▶ **Short exercise**: State how many lines hold the string "Meyer". Give the number and nothing else.

▬▬▬▬▬▬

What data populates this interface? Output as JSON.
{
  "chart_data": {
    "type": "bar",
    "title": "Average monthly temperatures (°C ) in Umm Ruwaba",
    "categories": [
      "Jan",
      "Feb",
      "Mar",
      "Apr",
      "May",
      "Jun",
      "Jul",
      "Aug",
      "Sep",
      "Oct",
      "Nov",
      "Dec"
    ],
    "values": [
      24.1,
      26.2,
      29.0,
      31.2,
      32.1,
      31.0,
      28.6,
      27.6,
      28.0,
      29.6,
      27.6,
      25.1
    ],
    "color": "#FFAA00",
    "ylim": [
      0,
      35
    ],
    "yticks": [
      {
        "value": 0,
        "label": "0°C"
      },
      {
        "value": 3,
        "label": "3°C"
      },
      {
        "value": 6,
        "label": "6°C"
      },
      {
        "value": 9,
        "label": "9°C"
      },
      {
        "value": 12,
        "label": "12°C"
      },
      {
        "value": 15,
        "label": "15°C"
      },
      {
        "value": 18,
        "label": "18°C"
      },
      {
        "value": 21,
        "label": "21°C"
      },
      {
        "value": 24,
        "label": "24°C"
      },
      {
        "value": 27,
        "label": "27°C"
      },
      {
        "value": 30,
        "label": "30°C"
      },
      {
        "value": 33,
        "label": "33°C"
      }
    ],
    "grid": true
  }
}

▬▬▬▬▬▬

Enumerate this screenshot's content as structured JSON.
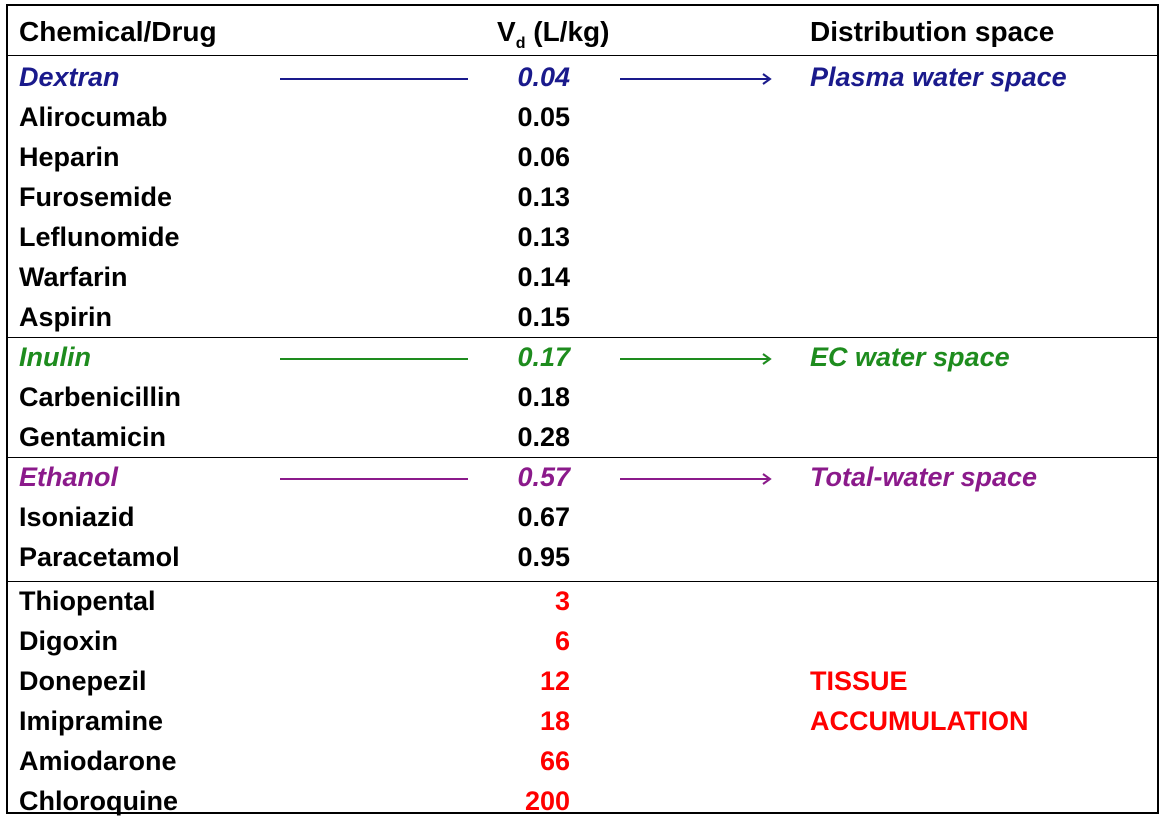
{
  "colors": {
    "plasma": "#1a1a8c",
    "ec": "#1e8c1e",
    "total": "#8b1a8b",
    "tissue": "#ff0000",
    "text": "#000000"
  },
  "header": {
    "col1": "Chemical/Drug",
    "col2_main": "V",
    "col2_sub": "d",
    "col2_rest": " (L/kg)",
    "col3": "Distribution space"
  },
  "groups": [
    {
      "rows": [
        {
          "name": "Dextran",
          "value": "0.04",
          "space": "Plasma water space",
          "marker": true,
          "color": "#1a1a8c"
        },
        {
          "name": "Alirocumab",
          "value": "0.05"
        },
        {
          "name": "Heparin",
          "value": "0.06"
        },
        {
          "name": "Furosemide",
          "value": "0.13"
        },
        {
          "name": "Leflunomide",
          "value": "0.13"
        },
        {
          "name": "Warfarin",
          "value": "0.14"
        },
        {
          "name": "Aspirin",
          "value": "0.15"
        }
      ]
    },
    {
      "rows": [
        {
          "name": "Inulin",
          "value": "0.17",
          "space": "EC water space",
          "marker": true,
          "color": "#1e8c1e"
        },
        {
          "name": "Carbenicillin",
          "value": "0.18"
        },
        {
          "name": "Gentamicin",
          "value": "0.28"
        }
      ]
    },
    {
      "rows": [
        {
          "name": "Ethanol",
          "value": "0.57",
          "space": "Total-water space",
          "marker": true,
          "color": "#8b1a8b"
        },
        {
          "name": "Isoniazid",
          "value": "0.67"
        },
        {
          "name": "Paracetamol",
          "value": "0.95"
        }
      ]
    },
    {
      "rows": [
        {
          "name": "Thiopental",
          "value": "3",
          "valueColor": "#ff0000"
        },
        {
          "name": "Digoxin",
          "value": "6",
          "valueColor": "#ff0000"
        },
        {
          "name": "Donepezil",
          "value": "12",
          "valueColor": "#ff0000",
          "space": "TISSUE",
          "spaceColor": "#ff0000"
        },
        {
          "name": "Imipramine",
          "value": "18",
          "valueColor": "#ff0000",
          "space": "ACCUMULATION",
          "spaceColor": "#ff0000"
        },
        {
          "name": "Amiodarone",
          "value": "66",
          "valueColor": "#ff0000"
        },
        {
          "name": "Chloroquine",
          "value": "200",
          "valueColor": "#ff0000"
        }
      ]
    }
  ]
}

▬▬▬▬▬▬

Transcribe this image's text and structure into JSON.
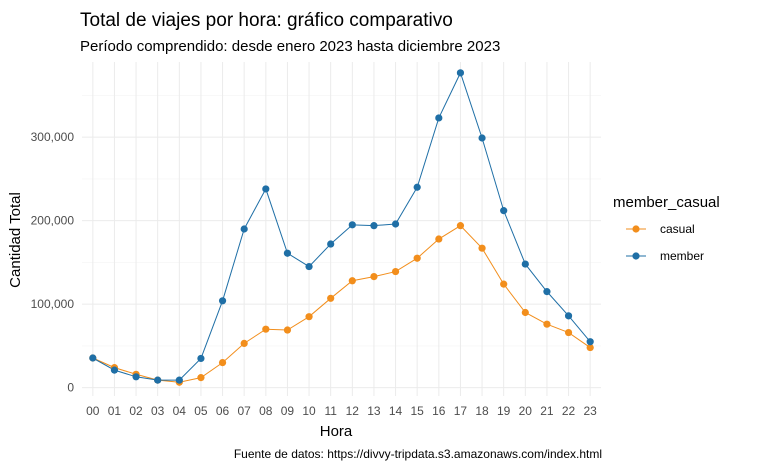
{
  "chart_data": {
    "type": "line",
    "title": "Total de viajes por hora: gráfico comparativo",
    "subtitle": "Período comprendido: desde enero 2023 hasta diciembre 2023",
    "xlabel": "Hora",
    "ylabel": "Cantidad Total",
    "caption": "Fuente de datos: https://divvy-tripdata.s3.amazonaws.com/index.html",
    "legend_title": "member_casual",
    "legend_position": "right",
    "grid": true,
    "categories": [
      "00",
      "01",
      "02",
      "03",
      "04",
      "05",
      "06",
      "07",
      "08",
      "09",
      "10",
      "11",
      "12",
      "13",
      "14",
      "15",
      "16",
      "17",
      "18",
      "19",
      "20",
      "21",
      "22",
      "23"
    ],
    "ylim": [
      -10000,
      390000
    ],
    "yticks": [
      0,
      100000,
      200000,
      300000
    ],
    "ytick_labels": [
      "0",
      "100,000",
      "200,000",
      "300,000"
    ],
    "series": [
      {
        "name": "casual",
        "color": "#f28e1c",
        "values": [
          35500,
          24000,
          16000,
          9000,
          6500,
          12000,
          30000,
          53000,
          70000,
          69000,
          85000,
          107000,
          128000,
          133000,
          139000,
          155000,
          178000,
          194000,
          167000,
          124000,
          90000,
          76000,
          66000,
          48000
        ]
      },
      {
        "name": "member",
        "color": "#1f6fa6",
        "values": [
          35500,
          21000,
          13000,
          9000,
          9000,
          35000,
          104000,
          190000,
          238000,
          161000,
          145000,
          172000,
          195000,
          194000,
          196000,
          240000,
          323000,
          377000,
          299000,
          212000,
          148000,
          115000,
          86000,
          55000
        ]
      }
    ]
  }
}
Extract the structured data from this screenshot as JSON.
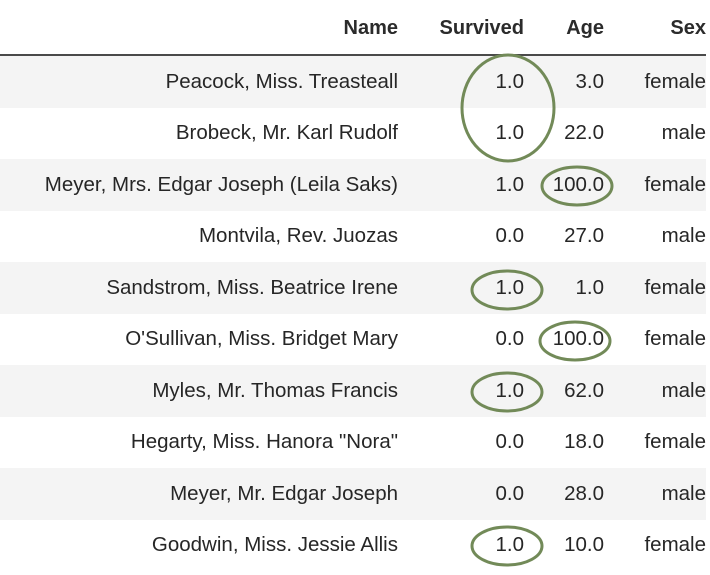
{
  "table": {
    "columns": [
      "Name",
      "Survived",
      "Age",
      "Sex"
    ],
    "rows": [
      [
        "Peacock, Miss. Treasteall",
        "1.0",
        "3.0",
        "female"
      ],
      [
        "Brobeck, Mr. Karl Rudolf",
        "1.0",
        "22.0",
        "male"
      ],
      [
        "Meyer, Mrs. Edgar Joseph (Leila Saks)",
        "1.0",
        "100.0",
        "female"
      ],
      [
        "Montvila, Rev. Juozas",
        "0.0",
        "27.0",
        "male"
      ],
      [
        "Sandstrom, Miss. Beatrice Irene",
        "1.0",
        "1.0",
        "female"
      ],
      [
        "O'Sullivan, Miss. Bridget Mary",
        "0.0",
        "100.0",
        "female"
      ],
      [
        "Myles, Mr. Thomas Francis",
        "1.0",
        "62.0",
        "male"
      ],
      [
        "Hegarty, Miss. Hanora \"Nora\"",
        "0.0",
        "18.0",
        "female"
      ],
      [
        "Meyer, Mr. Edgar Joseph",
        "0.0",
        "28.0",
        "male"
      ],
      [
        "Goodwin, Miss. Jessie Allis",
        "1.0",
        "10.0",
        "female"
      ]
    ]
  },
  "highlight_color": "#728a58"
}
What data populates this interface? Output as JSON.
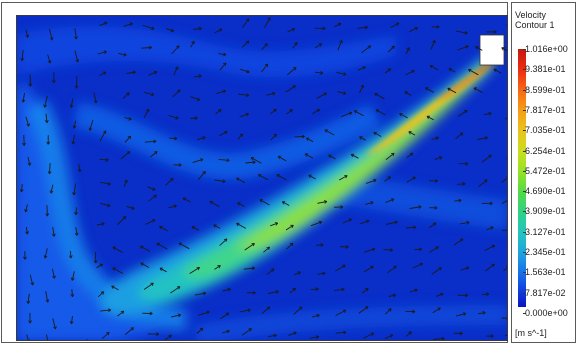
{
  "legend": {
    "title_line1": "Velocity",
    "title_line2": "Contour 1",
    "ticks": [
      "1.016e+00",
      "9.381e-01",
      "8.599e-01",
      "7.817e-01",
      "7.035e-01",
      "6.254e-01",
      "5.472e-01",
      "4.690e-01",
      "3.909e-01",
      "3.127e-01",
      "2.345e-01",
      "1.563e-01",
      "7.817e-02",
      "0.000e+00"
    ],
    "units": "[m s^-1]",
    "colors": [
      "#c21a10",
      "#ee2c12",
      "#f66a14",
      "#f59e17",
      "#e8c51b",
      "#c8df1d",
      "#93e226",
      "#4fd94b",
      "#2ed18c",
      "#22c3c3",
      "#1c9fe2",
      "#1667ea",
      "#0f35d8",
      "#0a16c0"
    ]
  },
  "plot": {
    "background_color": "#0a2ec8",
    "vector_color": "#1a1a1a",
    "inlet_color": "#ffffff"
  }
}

▬▬▬▬▬▬

▶ **Solved exercise**: 2